**Aim of the exercise**
Collect all the lines that mention the word "Selling".

• • • • •

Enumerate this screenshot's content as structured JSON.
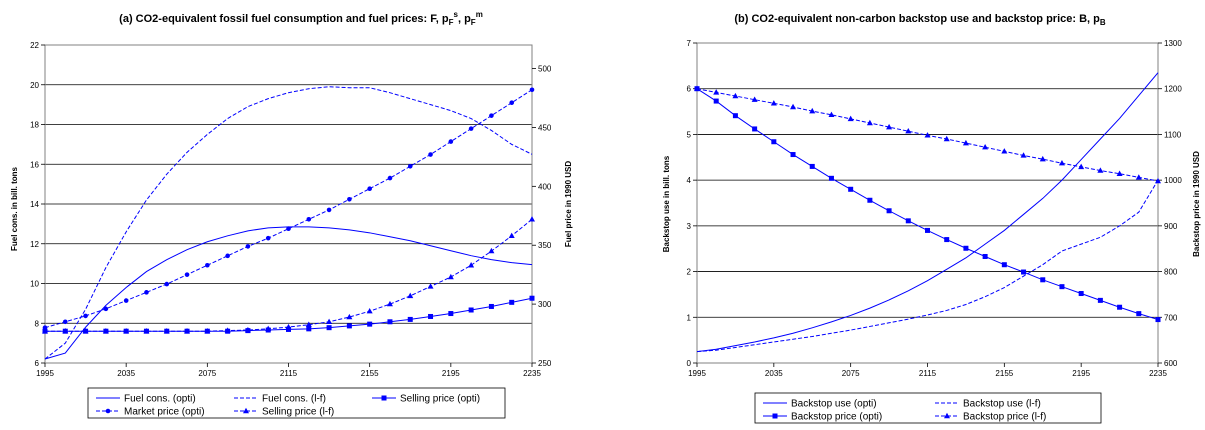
{
  "colors": {
    "series": "#0000ff",
    "grid": "#000000",
    "frame": "#808080",
    "background": "#ffffff"
  },
  "chart_data": [
    {
      "type": "line",
      "title_main": "(a) CO2-equivalent fossil fuel consumption and fuel prices: F, p",
      "title_sym1": "F",
      "title_sup1": "s",
      "title_sep": ", p",
      "title_sym2": "F",
      "title_sup2": "m",
      "ylabel_left": "Fuel cons. in bill. tons",
      "ylabel_right": "Fuel price in 1990 USD",
      "xlim": [
        1995,
        2235
      ],
      "ylim_left": [
        6,
        22
      ],
      "ylim_right": [
        250,
        520
      ],
      "x_ticks": [
        "1995",
        "2035",
        "2075",
        "2115",
        "2155",
        "2195",
        "2235"
      ],
      "y_ticks_left": [
        "6",
        "8",
        "10",
        "12",
        "14",
        "16",
        "18",
        "20",
        "22"
      ],
      "y_ticks_right": [
        "250",
        "300",
        "350",
        "400",
        "450",
        "500"
      ],
      "grid": "horizontal",
      "legend_position": "bottom",
      "x": [
        1995,
        2005,
        2015,
        2025,
        2035,
        2045,
        2055,
        2065,
        2075,
        2085,
        2095,
        2105,
        2115,
        2125,
        2135,
        2145,
        2155,
        2165,
        2175,
        2185,
        2195,
        2205,
        2215,
        2225,
        2235
      ],
      "series": [
        {
          "name": "Fuel cons. (opti)",
          "axis": "left",
          "style": "solid",
          "marker": "none",
          "values": [
            6.2,
            6.5,
            7.8,
            8.9,
            9.8,
            10.6,
            11.2,
            11.7,
            12.1,
            12.4,
            12.65,
            12.8,
            12.85,
            12.85,
            12.8,
            12.7,
            12.55,
            12.35,
            12.15,
            11.9,
            11.65,
            11.4,
            11.2,
            11.05,
            10.95
          ]
        },
        {
          "name": "Fuel cons. (l-f)",
          "axis": "left",
          "style": "dashed",
          "marker": "none",
          "values": [
            6.2,
            7.0,
            8.7,
            10.8,
            12.6,
            14.2,
            15.5,
            16.6,
            17.5,
            18.3,
            18.9,
            19.3,
            19.6,
            19.8,
            19.9,
            19.85,
            19.85,
            19.6,
            19.3,
            19.0,
            18.7,
            18.3,
            17.7,
            17.0,
            16.5
          ]
        },
        {
          "name": "Selling price (opti)",
          "axis": "right",
          "style": "solid",
          "marker": "square",
          "values": [
            277,
            277,
            277,
            277,
            277,
            277,
            277,
            277,
            277,
            277,
            277.5,
            278,
            278.5,
            279,
            280,
            281.5,
            283,
            285,
            287,
            289.5,
            292,
            295,
            298,
            301.5,
            305
          ]
        },
        {
          "name": "Market price (opti)",
          "axis": "right",
          "style": "dashed",
          "marker": "circle",
          "values": [
            280,
            285,
            290,
            296,
            303,
            310,
            317,
            325,
            333,
            341,
            349,
            356,
            364,
            372,
            380,
            389,
            398,
            407,
            417,
            427,
            438,
            449,
            460,
            471,
            482
          ]
        },
        {
          "name": "Selling price (l-f)",
          "axis": "right",
          "style": "dashed",
          "marker": "triangle",
          "values": [
            277,
            277,
            277,
            277,
            277,
            277,
            277,
            277,
            277,
            277.5,
            278,
            279,
            280.5,
            282.5,
            285,
            289,
            294,
            300,
            307,
            315,
            323,
            333,
            345,
            358,
            372
          ]
        }
      ]
    },
    {
      "type": "line",
      "title_main": "(b) CO2-equivalent non-carbon backstop use and backstop price: B, p",
      "title_sym1": "B",
      "ylabel_left": "Backstop use in bill. tons",
      "ylabel_right": "Backstop price in 1990 USD",
      "xlim": [
        1995,
        2235
      ],
      "ylim_left": [
        0,
        7
      ],
      "ylim_right": [
        600,
        1300
      ],
      "x_ticks": [
        "1995",
        "2035",
        "2075",
        "2115",
        "2155",
        "2195",
        "2235"
      ],
      "y_ticks_left": [
        "0",
        "1",
        "2",
        "3",
        "4",
        "5",
        "6",
        "7"
      ],
      "y_ticks_right": [
        "600",
        "700",
        "800",
        "900",
        "1000",
        "1100",
        "1200",
        "1300"
      ],
      "grid": "horizontal",
      "legend_position": "bottom",
      "x": [
        1995,
        2005,
        2015,
        2025,
        2035,
        2045,
        2055,
        2065,
        2075,
        2085,
        2095,
        2105,
        2115,
        2125,
        2135,
        2145,
        2155,
        2165,
        2175,
        2185,
        2195,
        2205,
        2215,
        2225,
        2235
      ],
      "series": [
        {
          "name": "Backstop use (opti)",
          "axis": "left",
          "style": "solid",
          "marker": "none",
          "values": [
            0.25,
            0.3,
            0.38,
            0.46,
            0.55,
            0.65,
            0.77,
            0.9,
            1.04,
            1.2,
            1.38,
            1.58,
            1.8,
            2.05,
            2.3,
            2.6,
            2.9,
            3.25,
            3.6,
            4.0,
            4.45,
            4.9,
            5.35,
            5.85,
            6.35
          ]
        },
        {
          "name": "Backstop use (l-f)",
          "axis": "left",
          "style": "dashed",
          "marker": "none",
          "values": [
            0.25,
            0.28,
            0.34,
            0.4,
            0.46,
            0.52,
            0.58,
            0.65,
            0.72,
            0.8,
            0.88,
            0.96,
            1.05,
            1.15,
            1.28,
            1.45,
            1.65,
            1.9,
            2.15,
            2.45,
            2.6,
            2.75,
            3.0,
            3.3,
            4.0
          ]
        },
        {
          "name": "Backstop price (opti)",
          "axis": "right",
          "style": "solid",
          "marker": "square",
          "values": [
            1200,
            1173,
            1141,
            1112,
            1084,
            1056,
            1030,
            1004,
            980,
            956,
            933,
            911,
            890,
            870,
            851,
            833,
            815,
            799,
            782,
            767,
            752,
            737,
            722,
            708,
            695
          ]
        },
        {
          "name": "Backstop price (l-f)",
          "axis": "right",
          "style": "dashed",
          "marker": "triangle",
          "values": [
            1200,
            1192,
            1184,
            1176,
            1168,
            1160,
            1151,
            1143,
            1134,
            1125,
            1116,
            1107,
            1098,
            1090,
            1081,
            1072,
            1063,
            1054,
            1046,
            1037,
            1029,
            1021,
            1014,
            1006,
            998
          ]
        }
      ]
    }
  ]
}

• • • • •

**Reply**
          "name": "Selling price (opti)",
          "name": "Selling price (l-f)",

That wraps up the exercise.